# Short task
Track down the lines that contain "ribbon" and copy them.

[start Dataset entries]

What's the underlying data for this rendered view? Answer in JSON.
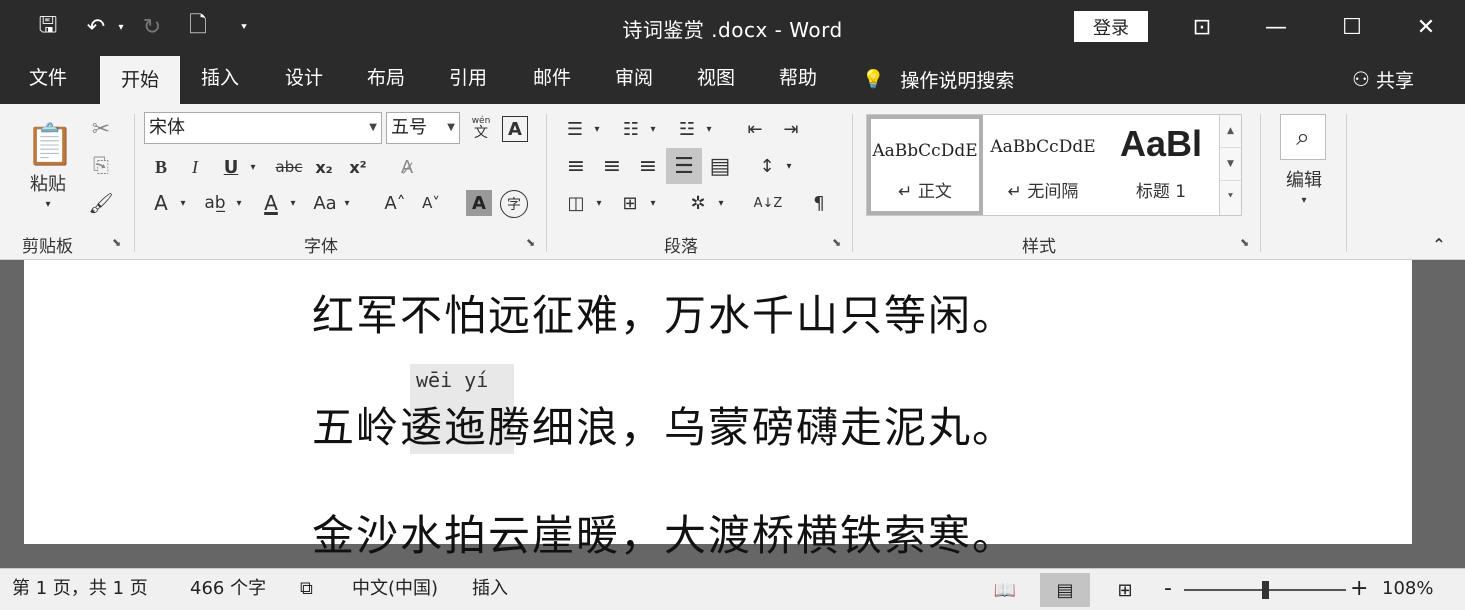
{
  "titlebar": {
    "doc_title": "诗词鉴赏  .docx  -  Word",
    "login": "登录",
    "quick_access": [
      {
        "name": "save-icon",
        "glyph": "🖫"
      },
      {
        "name": "undo-icon",
        "glyph": "↶"
      },
      {
        "name": "redo-icon",
        "glyph": "↻"
      },
      {
        "name": "new-document-icon",
        "glyph": "🗋"
      },
      {
        "name": "customize-quick-access-icon",
        "glyph": "⯆"
      }
    ],
    "window_buttons": [
      {
        "name": "ribbon-display-options-icon",
        "glyph": "⊡"
      },
      {
        "name": "minimize-icon",
        "glyph": "—"
      },
      {
        "name": "maximize-icon",
        "glyph": "☐"
      },
      {
        "name": "close-icon",
        "glyph": "✕"
      }
    ]
  },
  "tabs": [
    {
      "label": "文件"
    },
    {
      "label": "开始",
      "active": true
    },
    {
      "label": "插入"
    },
    {
      "label": "设计"
    },
    {
      "label": "布局"
    },
    {
      "label": "引用"
    },
    {
      "label": "邮件"
    },
    {
      "label": "审阅"
    },
    {
      "label": "视图"
    },
    {
      "label": "帮助"
    }
  ],
  "tell_me": {
    "icon": "lightbulb-icon",
    "glyph": "💡",
    "label": "操作说明搜索"
  },
  "share": {
    "icon": "person-add-icon",
    "glyph": "⚇",
    "label": "共享"
  },
  "ribbon": {
    "clipboard": {
      "label": "剪贴板",
      "paste_label": "粘贴",
      "paste_glyph": "📋",
      "cut_glyph": "✂",
      "copy_glyph": "⎘",
      "format_painter_glyph": "🖌"
    },
    "font": {
      "label": "字体",
      "font_name": "宋体",
      "font_size": "五号",
      "phonetic_glyph": "wén",
      "phonetic_char": "文",
      "border_char": "A",
      "bold": "B",
      "italic": "I",
      "underline": "U",
      "strike": "abc",
      "subscript": "x₂",
      "superscript": "x²",
      "clear_format_glyph": "A̷",
      "text_effect": "A",
      "highlight": "ab̲",
      "font_color": "A",
      "change_case": "Aa",
      "grow": "A˄",
      "shrink": "A˅",
      "shading": "A",
      "enclose": "字"
    },
    "paragraph": {
      "label": "段落",
      "bullets": "☰",
      "numbering": "☷",
      "multilevel": "☳",
      "decrease_indent": "⇤",
      "increase_indent": "⇥",
      "align_left": "≡",
      "center": "≡",
      "align_right": "≡",
      "justify": "☰",
      "distributed": "▤",
      "line_spacing": "↕",
      "shading": "◫",
      "borders": "⊞",
      "chinese_layout": "✲",
      "sort": "A↓Z",
      "show_marks": "¶"
    },
    "styles": {
      "label": "样式",
      "items": [
        {
          "sample": "AaBbCcDdE",
          "name": "↵ 正文",
          "selected": true
        },
        {
          "sample": "AaBbCcDdE",
          "name": "↵ 无间隔"
        },
        {
          "sample": "AaBl",
          "name": "标题 1"
        }
      ]
    },
    "editing": {
      "label": "编辑",
      "glyph": "⌕"
    },
    "collapse_glyph": "⌃"
  },
  "document": {
    "lines": [
      "红军不怕远征难，万水千山只等闲。",
      "五岭逶迤腾细浪，乌蒙磅礴走泥丸。",
      "金沙水拍云崖暖，大渡桥横铁索寒。"
    ],
    "ruby_text": "wēi yí"
  },
  "statusbar": {
    "page": "第 1 页，共 1 页",
    "words": "466 个字",
    "proofing_glyph": "⧉",
    "language": "中文(中国)",
    "mode": "插入",
    "views": [
      {
        "name": "read-mode-icon",
        "glyph": "📖"
      },
      {
        "name": "print-layout-icon",
        "glyph": "▤",
        "on": true
      },
      {
        "name": "web-layout-icon",
        "glyph": "⊞"
      }
    ],
    "zoom_minus": "-",
    "zoom_plus": "+",
    "zoom": "108%",
    "zoom_fraction": 0.5
  }
}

[end Dataset entries]

# Solution for this exercise
        "name": "ribbon-display-options-icon",
  "ribbon": {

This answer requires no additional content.